**DATA FOR PROCESSING**
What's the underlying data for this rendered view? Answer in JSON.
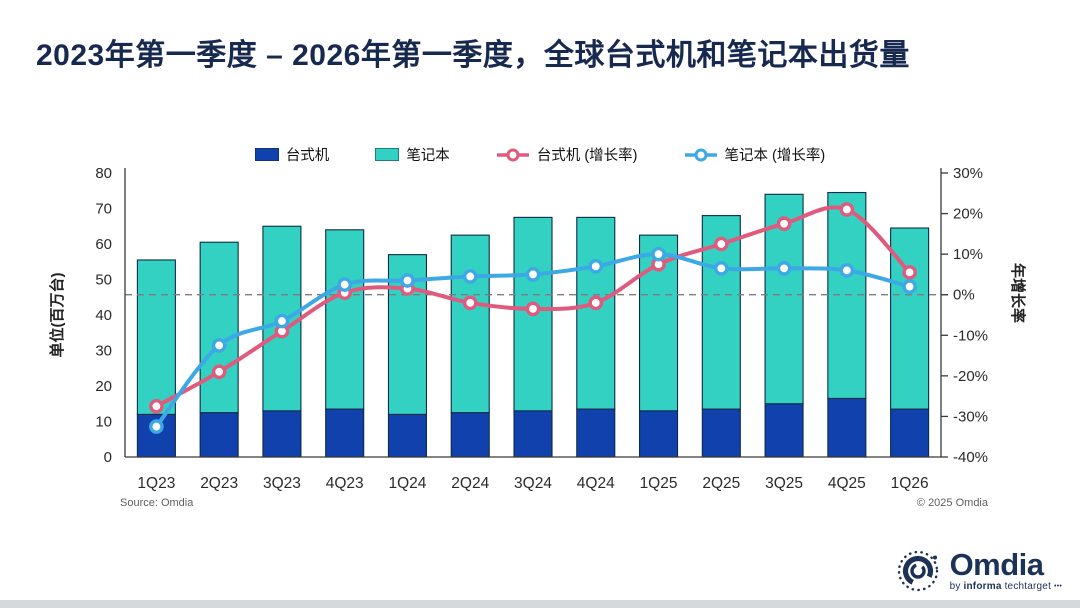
{
  "title": "2023年第一季度 – 2026年第一季度，全球台式机和笔记本出货量",
  "chart_data": {
    "type": "bar",
    "subtype": "stacked-bar-with-growth-lines",
    "categories": [
      "1Q23",
      "2Q23",
      "3Q23",
      "4Q23",
      "1Q24",
      "2Q24",
      "3Q24",
      "4Q24",
      "1Q25",
      "2Q25",
      "3Q25",
      "4Q25",
      "1Q26"
    ],
    "bar_series": [
      {
        "name": "台式机",
        "slug": "desktop",
        "color": "#1141ac",
        "values": [
          12,
          12.5,
          13,
          13.5,
          12,
          12.5,
          13,
          13.5,
          13,
          13.5,
          15,
          16.5,
          13.5
        ]
      },
      {
        "name": "笔记本",
        "slug": "notebook",
        "color": "#33d1c1",
        "values": [
          43.5,
          48,
          52,
          50.5,
          45,
          50,
          54.5,
          54,
          49.5,
          54.5,
          59,
          58,
          51
        ]
      }
    ],
    "line_series": [
      {
        "name": "台式机 (增长率)",
        "slug": "desktop-growth",
        "color": "#e05a7e",
        "values": [
          -27.5,
          -19,
          -9,
          0.5,
          1.5,
          -2,
          -3.5,
          -2,
          7.5,
          12.5,
          17.5,
          21,
          5.5
        ]
      },
      {
        "name": "笔记本 (增长率)",
        "slug": "notebook-growth",
        "color": "#3da8e6",
        "values": [
          -32.5,
          -12.5,
          -6.5,
          2.5,
          3.5,
          4.5,
          5,
          7,
          10,
          6.5,
          6.5,
          6,
          2
        ]
      }
    ],
    "left_axis": {
      "title": "单位(百万台)",
      "min": 0,
      "max": 80,
      "step": 10,
      "ticks": [
        "0",
        "10",
        "20",
        "30",
        "40",
        "50",
        "60",
        "70",
        "80"
      ]
    },
    "right_axis": {
      "title": "年增长率",
      "min": -40,
      "max": 30,
      "step": 10,
      "ticks": [
        "-40%",
        "-30%",
        "-20%",
        "-10%",
        "0%",
        "10%",
        "20%",
        "30%"
      ]
    },
    "zero_line_at_pct": 0,
    "grid": false,
    "legend_position": "top"
  },
  "footer": {
    "source": "Source: Omdia",
    "copyright": "© 2025 Omdia"
  },
  "logo": {
    "name": "Omdia",
    "byline_prefix": "by",
    "byline_bold": "informa",
    "byline_suffix": "techtarget",
    "byline_dots": "•••",
    "color": "#1d3258"
  }
}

**WHAT IS ASKED**
Transcribe every line from the records above without alteration, and leave out the images.

**RESULT**
What's the underlying data for this rendered view? Answer in JSON.
{
  "title": "2023年第一季度 – 2026年第一季度，全球台式机和笔记本出货量",
  "chart_data": {
    "type": "bar",
    "subtype": "stacked-bar-with-growth-lines",
    "categories": [
      "1Q23",
      "2Q23",
      "3Q23",
      "4Q23",
      "1Q24",
      "2Q24",
      "3Q24",
      "4Q24",
      "1Q25",
      "2Q25",
      "3Q25",
      "4Q25",
      "1Q26"
    ],
    "bar_series": [
      {
        "name": "台式机",
        "slug": "desktop",
        "color": "#1141ac",
        "values": [
          12,
          12.5,
          13,
          13.5,
          12,
          12.5,
          13,
          13.5,
          13,
          13.5,
          15,
          16.5,
          13.5
        ]
      },
      {
        "name": "笔记本",
        "slug": "notebook",
        "color": "#33d1c1",
        "values": [
          43.5,
          48,
          52,
          50.5,
          45,
          50,
          54.5,
          54,
          49.5,
          54.5,
          59,
          58,
          51
        ]
      }
    ],
    "line_series": [
      {
        "name": "台式机 (增长率)",
        "slug": "desktop-growth",
        "color": "#e05a7e",
        "values": [
          -27.5,
          -19,
          -9,
          0.5,
          1.5,
          -2,
          -3.5,
          -2,
          7.5,
          12.5,
          17.5,
          21,
          5.5
        ]
      },
      {
        "name": "笔记本 (增长率)",
        "slug": "notebook-growth",
        "color": "#3da8e6",
        "values": [
          -32.5,
          -12.5,
          -6.5,
          2.5,
          3.5,
          4.5,
          5,
          7,
          10,
          6.5,
          6.5,
          6,
          2
        ]
      }
    ],
    "left_axis": {
      "title": "单位(百万台)",
      "min": 0,
      "max": 80,
      "step": 10,
      "ticks": [
        "0",
        "10",
        "20",
        "30",
        "40",
        "50",
        "60",
        "70",
        "80"
      ]
    },
    "right_axis": {
      "title": "年增长率",
      "min": -40,
      "max": 30,
      "step": 10,
      "ticks": [
        "-40%",
        "-30%",
        "-20%",
        "-10%",
        "0%",
        "10%",
        "20%",
        "30%"
      ]
    },
    "zero_line_at_pct": 0,
    "grid": false,
    "legend_position": "top"
  },
  "footer": {
    "source": "Source: Omdia",
    "copyright": "© 2025 Omdia"
  },
  "logo": {
    "name": "Omdia",
    "byline_prefix": "by",
    "byline_bold": "informa",
    "byline_suffix": "techtarget",
    "byline_dots": "•••",
    "color": "#1d3258"
  }
}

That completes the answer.